Begin

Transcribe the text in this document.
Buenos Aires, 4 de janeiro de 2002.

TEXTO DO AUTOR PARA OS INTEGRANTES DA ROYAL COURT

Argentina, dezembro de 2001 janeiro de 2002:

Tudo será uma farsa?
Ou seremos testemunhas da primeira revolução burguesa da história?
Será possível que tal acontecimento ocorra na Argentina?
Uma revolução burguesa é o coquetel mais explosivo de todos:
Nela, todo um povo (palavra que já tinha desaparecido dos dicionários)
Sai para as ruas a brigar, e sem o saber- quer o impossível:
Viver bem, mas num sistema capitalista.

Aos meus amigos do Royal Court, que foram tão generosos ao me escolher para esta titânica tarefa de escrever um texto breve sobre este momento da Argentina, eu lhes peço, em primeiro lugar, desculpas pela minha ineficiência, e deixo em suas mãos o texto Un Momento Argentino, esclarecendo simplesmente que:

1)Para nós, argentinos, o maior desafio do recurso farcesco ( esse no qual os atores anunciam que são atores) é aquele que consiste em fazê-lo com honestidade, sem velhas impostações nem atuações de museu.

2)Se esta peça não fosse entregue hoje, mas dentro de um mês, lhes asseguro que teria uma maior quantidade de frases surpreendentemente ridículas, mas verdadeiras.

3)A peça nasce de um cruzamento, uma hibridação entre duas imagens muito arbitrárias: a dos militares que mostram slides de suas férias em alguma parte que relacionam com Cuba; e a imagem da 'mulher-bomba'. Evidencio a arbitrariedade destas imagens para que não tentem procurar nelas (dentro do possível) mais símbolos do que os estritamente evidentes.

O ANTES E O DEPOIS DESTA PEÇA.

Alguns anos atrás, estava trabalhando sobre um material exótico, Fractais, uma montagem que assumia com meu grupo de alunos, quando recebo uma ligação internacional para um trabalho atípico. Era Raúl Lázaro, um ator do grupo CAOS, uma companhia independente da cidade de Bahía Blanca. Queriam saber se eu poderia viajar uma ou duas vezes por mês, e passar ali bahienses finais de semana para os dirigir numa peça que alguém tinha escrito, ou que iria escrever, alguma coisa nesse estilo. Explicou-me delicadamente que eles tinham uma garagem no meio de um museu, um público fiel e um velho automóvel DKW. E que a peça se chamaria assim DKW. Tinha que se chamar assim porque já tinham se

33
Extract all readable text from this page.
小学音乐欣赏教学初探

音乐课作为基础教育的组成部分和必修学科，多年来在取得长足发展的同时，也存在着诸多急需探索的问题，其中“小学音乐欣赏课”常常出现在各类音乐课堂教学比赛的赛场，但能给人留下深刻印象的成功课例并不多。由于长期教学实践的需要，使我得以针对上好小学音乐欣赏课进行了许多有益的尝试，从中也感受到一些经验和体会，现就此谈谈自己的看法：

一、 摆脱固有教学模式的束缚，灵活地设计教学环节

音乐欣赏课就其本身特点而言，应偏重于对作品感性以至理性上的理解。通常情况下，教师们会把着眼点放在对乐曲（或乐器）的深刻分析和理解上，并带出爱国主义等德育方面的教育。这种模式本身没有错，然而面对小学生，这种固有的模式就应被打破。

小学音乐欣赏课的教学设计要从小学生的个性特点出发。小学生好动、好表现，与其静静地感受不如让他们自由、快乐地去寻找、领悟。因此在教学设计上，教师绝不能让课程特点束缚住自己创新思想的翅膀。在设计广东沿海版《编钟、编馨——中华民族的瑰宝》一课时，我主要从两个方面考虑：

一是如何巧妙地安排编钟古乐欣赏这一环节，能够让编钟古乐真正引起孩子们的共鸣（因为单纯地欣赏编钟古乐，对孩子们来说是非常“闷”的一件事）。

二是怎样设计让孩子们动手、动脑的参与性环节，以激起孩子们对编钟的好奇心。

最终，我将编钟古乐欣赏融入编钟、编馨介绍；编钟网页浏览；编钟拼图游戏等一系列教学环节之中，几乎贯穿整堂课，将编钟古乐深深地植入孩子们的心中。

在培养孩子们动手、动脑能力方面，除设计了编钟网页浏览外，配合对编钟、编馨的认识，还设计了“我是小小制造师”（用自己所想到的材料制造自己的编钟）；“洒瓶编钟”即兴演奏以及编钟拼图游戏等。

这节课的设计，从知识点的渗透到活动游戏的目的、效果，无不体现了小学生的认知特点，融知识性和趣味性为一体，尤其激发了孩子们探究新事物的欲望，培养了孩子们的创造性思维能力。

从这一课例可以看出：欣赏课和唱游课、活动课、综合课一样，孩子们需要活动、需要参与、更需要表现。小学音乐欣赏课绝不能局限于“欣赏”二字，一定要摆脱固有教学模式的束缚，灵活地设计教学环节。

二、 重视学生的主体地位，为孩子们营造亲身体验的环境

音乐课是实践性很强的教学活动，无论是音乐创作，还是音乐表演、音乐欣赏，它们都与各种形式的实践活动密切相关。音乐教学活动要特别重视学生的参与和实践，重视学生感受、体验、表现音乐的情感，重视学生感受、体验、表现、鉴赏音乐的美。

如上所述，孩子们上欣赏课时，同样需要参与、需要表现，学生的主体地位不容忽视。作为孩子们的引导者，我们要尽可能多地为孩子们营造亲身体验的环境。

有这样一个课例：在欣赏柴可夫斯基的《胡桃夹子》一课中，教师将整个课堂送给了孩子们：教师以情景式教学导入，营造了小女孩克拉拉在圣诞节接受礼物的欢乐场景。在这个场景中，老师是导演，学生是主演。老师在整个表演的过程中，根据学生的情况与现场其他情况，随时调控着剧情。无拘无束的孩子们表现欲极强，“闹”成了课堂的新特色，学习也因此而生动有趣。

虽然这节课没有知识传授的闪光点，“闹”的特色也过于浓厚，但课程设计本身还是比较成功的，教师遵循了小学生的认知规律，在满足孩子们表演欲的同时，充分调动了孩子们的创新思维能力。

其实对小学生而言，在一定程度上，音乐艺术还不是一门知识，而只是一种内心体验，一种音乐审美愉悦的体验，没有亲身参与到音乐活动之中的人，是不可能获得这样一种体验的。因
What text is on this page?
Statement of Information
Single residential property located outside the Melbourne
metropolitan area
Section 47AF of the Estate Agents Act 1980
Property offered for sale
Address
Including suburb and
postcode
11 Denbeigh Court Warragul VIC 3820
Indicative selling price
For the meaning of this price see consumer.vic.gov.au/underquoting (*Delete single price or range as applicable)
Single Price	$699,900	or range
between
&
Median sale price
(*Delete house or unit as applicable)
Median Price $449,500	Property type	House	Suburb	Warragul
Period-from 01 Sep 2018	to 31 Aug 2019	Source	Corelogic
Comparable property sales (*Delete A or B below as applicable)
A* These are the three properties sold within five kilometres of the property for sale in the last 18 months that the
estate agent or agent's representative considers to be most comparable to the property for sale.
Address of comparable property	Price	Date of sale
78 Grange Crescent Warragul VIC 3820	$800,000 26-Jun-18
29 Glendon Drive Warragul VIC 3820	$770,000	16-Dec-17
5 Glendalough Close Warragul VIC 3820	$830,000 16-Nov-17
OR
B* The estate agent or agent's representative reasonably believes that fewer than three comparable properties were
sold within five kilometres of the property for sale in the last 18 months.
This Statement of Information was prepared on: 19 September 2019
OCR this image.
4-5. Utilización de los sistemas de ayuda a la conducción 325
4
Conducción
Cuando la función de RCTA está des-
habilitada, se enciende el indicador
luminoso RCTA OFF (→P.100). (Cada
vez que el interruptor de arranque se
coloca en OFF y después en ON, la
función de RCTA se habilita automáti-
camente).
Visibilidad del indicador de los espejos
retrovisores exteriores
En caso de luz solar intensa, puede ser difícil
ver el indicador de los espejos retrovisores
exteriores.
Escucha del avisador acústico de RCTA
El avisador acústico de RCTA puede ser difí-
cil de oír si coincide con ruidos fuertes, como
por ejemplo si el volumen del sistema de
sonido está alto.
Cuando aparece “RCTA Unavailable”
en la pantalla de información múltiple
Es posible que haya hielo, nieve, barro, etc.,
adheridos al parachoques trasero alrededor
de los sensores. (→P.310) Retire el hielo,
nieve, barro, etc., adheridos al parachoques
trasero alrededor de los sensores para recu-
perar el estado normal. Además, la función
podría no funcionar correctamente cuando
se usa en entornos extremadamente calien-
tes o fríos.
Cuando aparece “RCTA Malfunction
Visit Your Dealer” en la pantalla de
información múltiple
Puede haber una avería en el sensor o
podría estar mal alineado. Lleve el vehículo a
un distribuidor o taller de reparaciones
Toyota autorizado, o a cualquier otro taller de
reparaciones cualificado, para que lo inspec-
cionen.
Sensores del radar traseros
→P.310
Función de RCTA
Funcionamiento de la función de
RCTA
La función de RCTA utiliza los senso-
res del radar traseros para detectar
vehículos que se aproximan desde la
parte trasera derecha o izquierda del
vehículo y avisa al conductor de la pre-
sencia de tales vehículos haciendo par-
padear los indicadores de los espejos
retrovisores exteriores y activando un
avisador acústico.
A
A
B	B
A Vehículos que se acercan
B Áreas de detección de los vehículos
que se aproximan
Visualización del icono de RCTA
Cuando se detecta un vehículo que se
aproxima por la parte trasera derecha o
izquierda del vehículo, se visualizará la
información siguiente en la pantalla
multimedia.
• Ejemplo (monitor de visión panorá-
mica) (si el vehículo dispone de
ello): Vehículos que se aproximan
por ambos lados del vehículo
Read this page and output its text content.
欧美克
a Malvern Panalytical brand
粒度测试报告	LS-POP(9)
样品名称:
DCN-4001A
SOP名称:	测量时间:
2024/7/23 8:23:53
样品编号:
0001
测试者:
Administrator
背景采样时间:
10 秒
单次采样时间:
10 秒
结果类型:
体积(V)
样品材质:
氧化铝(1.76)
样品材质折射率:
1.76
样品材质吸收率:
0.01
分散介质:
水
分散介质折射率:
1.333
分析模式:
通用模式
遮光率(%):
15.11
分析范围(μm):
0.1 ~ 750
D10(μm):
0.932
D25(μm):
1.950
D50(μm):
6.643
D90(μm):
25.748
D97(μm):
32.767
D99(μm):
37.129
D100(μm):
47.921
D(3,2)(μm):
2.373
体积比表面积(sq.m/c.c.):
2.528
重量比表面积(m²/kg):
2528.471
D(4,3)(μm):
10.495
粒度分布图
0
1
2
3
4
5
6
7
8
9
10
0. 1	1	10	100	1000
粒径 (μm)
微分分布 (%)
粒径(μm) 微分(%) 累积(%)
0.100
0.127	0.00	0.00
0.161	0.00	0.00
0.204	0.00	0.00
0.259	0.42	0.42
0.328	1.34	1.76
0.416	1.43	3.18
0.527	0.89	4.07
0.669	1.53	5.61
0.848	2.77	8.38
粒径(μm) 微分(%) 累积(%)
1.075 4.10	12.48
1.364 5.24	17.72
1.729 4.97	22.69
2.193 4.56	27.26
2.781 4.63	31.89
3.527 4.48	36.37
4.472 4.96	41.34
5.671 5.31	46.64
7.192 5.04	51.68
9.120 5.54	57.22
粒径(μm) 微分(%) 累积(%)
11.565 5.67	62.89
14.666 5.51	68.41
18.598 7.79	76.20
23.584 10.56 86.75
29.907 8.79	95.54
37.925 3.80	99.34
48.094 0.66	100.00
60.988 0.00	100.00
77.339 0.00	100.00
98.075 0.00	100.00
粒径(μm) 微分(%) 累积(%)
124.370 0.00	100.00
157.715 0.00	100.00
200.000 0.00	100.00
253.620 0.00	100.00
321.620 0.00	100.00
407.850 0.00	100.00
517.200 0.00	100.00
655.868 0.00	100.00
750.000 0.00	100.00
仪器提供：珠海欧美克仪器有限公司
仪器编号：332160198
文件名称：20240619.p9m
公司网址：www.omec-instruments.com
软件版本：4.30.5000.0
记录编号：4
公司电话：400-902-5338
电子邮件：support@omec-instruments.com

End

**STATED TASK**
Find out how many lines in the listing contain the string "Statement". Give the number alone.

**COMPLETE ANSWER**
2